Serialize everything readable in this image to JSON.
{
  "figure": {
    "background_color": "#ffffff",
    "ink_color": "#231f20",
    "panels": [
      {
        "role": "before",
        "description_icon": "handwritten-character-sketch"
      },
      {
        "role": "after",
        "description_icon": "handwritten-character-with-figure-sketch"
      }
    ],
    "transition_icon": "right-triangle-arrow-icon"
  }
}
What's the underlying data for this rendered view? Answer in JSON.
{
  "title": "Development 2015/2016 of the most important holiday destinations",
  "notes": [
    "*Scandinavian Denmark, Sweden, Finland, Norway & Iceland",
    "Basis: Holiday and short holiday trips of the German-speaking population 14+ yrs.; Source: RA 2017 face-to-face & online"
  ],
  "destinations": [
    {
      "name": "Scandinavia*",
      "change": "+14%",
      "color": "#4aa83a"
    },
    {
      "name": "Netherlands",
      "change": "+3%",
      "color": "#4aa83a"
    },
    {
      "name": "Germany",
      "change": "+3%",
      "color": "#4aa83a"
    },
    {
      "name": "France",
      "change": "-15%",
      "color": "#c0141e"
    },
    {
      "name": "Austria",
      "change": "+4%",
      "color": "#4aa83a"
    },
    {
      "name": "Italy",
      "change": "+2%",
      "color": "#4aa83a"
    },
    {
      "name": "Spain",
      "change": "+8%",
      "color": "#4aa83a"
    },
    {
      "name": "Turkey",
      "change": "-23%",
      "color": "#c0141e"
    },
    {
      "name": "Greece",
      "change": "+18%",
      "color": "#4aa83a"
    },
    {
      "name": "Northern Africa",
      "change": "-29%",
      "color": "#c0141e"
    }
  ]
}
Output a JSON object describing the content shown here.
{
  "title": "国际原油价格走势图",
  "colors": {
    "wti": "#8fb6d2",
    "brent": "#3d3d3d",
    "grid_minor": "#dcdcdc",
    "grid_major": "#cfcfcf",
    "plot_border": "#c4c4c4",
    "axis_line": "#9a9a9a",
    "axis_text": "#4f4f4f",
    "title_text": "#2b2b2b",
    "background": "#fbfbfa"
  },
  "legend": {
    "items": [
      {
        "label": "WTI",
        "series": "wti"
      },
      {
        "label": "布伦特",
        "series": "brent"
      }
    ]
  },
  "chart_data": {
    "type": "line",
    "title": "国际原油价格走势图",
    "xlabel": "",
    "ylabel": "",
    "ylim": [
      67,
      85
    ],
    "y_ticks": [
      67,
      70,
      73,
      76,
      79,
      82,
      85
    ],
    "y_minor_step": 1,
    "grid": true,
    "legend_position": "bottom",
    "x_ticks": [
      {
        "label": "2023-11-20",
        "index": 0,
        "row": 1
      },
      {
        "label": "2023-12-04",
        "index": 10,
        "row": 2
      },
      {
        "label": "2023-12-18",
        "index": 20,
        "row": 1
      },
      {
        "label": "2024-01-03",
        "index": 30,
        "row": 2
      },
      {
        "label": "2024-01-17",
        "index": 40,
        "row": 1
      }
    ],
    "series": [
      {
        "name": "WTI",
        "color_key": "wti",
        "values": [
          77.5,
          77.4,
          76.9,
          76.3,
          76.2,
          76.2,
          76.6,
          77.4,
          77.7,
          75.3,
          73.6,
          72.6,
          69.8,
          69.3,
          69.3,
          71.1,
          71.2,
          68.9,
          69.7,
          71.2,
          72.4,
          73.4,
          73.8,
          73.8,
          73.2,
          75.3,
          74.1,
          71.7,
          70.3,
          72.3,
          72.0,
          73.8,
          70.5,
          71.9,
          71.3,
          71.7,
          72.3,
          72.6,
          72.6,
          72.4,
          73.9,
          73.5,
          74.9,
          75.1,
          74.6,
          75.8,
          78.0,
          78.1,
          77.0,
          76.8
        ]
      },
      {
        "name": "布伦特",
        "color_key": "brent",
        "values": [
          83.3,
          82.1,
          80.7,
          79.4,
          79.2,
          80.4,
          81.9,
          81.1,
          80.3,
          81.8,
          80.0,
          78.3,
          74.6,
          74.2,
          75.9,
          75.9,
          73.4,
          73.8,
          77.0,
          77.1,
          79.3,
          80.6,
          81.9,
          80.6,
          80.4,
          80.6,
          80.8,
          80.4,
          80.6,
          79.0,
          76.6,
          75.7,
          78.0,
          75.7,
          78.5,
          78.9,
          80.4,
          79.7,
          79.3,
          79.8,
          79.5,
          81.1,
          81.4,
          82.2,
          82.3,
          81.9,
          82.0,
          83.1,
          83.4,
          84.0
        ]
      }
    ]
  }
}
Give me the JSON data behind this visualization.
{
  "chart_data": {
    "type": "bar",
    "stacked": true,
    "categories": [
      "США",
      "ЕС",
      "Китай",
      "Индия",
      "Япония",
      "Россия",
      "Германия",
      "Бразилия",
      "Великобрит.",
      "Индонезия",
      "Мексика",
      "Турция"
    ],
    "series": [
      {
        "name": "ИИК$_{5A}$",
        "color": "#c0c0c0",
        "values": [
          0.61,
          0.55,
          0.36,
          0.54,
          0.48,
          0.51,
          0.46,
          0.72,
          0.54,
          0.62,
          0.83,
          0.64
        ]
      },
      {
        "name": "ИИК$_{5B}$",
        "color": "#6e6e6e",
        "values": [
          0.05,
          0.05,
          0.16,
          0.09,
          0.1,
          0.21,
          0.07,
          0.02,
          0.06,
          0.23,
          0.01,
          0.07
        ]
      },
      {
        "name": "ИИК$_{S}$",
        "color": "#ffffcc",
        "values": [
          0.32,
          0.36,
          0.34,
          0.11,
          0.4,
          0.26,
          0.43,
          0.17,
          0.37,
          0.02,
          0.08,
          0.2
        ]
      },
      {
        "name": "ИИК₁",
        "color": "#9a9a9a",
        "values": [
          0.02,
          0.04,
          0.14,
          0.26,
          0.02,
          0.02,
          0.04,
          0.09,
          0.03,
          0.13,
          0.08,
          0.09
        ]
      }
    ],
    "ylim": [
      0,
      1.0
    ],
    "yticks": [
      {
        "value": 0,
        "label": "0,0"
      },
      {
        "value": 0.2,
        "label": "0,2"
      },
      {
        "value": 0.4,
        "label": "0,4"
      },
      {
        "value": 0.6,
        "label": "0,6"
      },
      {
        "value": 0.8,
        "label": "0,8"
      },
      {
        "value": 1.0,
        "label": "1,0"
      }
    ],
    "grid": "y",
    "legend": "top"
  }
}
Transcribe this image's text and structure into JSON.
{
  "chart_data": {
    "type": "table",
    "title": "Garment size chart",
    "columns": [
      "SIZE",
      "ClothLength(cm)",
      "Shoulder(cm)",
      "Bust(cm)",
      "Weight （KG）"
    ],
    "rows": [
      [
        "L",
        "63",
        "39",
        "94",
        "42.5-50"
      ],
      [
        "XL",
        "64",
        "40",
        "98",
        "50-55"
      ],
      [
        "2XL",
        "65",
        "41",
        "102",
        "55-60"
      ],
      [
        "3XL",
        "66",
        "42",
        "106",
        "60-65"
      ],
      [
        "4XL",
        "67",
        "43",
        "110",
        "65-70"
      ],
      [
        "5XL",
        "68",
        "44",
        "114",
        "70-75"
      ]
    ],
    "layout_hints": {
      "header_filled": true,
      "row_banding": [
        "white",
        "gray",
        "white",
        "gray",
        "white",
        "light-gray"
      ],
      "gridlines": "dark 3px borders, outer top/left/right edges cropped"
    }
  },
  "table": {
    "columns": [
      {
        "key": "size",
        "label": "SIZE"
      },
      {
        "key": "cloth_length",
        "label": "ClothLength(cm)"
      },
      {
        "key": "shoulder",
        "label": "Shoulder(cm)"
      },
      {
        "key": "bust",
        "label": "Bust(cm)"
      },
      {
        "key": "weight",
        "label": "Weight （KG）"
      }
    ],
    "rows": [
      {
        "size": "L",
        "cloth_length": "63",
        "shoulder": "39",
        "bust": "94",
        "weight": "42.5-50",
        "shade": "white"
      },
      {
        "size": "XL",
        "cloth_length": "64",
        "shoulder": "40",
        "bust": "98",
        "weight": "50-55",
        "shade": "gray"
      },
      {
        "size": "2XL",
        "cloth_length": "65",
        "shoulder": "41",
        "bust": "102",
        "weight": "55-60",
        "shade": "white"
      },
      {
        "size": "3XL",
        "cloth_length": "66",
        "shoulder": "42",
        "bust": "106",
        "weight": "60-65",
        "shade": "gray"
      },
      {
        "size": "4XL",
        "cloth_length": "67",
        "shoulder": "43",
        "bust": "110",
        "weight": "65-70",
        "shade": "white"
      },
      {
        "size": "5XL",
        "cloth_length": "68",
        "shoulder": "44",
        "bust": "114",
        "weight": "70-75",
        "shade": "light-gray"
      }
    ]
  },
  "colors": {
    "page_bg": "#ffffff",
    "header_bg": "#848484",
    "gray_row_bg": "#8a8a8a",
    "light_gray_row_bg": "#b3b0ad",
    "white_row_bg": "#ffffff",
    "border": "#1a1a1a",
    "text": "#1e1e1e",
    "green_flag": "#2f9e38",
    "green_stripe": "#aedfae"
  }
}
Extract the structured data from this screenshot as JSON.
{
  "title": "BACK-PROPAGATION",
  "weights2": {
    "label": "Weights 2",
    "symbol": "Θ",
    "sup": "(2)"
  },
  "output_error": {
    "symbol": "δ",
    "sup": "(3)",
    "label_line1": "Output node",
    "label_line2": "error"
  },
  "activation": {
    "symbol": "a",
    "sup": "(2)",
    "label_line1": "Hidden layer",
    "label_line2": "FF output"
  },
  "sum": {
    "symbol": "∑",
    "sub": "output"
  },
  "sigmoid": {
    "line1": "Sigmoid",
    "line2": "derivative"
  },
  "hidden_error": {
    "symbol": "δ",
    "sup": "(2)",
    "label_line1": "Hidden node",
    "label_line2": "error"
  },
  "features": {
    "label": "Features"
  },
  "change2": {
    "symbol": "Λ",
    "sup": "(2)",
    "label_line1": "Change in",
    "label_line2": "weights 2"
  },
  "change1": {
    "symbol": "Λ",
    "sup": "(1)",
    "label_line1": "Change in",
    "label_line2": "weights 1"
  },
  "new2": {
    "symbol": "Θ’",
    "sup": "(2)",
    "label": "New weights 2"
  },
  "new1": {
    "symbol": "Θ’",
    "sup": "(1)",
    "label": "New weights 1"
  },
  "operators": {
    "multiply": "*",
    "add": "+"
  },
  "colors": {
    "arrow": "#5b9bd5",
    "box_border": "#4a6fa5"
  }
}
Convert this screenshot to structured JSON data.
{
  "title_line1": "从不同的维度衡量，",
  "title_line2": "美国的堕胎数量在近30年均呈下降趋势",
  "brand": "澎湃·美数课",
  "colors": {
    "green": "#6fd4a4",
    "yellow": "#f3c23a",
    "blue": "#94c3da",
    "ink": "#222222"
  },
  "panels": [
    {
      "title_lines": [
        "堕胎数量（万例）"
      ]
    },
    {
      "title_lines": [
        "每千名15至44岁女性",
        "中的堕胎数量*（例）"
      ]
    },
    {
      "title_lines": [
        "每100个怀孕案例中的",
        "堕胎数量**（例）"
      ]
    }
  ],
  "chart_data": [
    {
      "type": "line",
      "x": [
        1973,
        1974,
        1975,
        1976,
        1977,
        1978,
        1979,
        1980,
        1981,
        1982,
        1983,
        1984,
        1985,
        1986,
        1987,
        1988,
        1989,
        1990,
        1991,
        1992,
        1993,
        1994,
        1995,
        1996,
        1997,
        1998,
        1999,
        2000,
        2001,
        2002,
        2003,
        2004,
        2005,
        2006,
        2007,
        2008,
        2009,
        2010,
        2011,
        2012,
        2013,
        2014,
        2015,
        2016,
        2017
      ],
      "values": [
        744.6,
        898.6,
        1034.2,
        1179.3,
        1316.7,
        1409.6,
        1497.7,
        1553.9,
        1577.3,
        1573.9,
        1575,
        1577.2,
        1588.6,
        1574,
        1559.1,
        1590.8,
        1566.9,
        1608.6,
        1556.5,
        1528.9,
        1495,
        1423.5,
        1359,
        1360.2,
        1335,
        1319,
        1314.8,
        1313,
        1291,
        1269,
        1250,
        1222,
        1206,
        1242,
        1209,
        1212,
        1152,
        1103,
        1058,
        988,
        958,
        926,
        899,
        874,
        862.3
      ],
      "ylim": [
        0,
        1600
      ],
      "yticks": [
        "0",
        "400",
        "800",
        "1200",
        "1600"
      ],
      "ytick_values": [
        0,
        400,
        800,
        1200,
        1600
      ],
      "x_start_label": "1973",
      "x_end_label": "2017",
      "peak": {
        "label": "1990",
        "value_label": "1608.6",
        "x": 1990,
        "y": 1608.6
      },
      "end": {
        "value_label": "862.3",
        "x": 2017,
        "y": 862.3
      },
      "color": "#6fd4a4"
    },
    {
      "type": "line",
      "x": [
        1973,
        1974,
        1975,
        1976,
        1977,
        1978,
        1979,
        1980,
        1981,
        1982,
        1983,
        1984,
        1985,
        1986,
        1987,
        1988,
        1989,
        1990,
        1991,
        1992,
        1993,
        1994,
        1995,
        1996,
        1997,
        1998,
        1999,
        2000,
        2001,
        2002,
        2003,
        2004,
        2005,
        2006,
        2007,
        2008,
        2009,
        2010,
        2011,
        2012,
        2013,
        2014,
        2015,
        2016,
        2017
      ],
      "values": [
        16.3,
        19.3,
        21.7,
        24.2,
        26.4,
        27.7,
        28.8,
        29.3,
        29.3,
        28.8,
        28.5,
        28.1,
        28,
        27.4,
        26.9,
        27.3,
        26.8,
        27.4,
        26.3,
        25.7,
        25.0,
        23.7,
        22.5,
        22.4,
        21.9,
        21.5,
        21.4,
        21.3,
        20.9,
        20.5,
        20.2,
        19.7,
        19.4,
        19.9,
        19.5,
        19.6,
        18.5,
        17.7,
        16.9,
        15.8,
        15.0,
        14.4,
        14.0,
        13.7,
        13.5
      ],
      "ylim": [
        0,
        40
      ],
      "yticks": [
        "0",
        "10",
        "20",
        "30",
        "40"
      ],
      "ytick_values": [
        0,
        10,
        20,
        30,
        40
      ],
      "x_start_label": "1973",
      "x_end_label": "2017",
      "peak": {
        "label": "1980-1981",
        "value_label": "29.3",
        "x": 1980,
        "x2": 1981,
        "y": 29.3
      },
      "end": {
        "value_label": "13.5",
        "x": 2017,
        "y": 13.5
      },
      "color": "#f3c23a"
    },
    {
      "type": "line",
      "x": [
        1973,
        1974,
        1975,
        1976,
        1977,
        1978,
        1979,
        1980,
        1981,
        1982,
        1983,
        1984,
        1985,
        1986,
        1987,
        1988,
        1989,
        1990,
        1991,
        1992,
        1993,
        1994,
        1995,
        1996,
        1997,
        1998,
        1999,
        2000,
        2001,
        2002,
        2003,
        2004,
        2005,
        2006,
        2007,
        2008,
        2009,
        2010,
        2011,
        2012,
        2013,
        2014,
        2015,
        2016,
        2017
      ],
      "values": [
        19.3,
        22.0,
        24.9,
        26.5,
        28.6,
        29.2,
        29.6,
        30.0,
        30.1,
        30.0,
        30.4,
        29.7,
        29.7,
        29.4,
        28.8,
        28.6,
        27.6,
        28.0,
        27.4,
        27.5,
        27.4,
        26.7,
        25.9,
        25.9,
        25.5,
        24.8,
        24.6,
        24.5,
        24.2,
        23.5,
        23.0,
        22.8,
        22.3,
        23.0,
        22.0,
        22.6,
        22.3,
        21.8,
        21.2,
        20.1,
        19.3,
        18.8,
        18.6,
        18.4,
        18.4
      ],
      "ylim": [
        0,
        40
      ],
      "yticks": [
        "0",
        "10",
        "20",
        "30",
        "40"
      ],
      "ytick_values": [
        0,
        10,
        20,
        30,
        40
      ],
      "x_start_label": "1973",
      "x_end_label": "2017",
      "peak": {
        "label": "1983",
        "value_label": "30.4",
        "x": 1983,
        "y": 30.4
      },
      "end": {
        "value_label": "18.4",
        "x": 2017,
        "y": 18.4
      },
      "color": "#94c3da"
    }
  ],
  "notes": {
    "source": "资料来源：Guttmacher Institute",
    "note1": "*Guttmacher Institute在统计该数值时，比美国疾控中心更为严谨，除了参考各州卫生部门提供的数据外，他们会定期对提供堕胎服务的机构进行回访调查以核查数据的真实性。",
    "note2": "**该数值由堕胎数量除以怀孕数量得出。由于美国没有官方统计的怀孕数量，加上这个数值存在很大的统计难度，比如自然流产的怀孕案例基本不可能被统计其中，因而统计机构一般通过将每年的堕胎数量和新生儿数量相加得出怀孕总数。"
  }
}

* [TASK DIRECTIONS]: Check each line above for "ffffff" and return the ones that have it.

* [THE SOLUTION]:
    "background_color": "#ffffff",
    "page_bg": "#ffffff",
    "white_row_bg": "#ffffff",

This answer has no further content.